Stored records
---------------

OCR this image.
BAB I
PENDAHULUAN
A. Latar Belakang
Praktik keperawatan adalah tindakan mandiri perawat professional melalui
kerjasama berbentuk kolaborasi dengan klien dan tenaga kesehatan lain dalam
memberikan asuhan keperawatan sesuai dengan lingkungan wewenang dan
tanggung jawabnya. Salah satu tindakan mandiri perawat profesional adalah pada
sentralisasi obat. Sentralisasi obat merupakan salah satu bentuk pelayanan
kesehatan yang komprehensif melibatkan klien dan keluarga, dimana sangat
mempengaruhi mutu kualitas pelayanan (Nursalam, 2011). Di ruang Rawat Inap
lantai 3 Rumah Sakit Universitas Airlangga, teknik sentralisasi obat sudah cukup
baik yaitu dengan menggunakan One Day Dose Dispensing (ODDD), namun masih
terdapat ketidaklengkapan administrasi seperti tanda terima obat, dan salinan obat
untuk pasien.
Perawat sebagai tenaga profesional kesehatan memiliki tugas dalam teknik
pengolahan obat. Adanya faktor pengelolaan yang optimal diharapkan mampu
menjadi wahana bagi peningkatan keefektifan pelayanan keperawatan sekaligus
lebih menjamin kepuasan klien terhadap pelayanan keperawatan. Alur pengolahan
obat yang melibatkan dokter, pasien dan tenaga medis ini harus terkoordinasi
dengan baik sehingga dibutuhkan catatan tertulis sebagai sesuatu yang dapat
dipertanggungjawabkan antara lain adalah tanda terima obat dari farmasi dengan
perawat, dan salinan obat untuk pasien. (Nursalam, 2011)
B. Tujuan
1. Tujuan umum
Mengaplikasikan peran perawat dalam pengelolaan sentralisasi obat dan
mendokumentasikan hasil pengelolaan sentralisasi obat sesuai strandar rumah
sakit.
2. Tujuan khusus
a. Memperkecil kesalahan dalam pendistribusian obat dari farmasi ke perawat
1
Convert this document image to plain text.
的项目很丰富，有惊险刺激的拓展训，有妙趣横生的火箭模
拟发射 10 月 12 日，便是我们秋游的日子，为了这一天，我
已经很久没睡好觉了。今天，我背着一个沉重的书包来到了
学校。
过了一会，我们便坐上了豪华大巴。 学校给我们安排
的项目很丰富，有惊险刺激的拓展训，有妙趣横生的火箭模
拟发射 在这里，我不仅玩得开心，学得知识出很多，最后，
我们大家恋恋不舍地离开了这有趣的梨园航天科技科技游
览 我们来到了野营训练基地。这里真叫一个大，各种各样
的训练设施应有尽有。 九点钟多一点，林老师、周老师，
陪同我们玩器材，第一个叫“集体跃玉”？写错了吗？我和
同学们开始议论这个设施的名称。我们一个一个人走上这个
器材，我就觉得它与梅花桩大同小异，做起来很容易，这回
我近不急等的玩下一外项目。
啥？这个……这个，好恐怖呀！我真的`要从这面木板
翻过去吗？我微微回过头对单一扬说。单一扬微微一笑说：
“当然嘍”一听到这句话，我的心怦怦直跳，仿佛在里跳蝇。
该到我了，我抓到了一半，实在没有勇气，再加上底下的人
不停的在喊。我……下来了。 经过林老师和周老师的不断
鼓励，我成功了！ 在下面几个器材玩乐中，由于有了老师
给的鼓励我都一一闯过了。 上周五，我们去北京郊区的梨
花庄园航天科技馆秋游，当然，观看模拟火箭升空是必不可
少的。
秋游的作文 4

---------------

Exercise requirements
Write the lines out verbatim, from the one with "Convert this document image to plain text." through the last line of the entries, and stop there.

Finished task
Convert this document image to plain text.
的项目很丰富，有惊险刺激的拓展训，有妙趣横生的火箭模
拟发射 10 月 12 日，便是我们秋游的日子，为了这一天，我
已经很久没睡好觉了。今天，我背着一个沉重的书包来到了
学校。
过了一会，我们便坐上了豪华大巴。 学校给我们安排
的项目很丰富，有惊险刺激的拓展训，有妙趣横生的火箭模
拟发射 在这里，我不仅玩得开心，学得知识出很多，最后，
我们大家恋恋不舍地离开了这有趣的梨园航天科技科技游
览 我们来到了野营训练基地。这里真叫一个大，各种各样
的训练设施应有尽有。 九点钟多一点，林老师、周老师，
陪同我们玩器材，第一个叫“集体跃玉”？写错了吗？我和
同学们开始议论这个设施的名称。我们一个一个人走上这个
器材，我就觉得它与梅花桩大同小异，做起来很容易，这回
我近不急等的玩下一外项目。
啥？这个……这个，好恐怖呀！我真的`要从这面木板
翻过去吗？我微微回过头对单一扬说。单一扬微微一笑说：
“当然嘍”一听到这句话，我的心怦怦直跳，仿佛在里跳蝇。
该到我了，我抓到了一半，实在没有勇气，再加上底下的人
不停的在喊。我……下来了。 经过林老师和周老师的不断
鼓励，我成功了！ 在下面几个器材玩乐中，由于有了老师
给的鼓励我都一一闯过了。 上周五，我们去北京郊区的梨
花庄园航天科技馆秋游，当然，观看模拟火箭升空是必不可
少的。
秋游的作文 4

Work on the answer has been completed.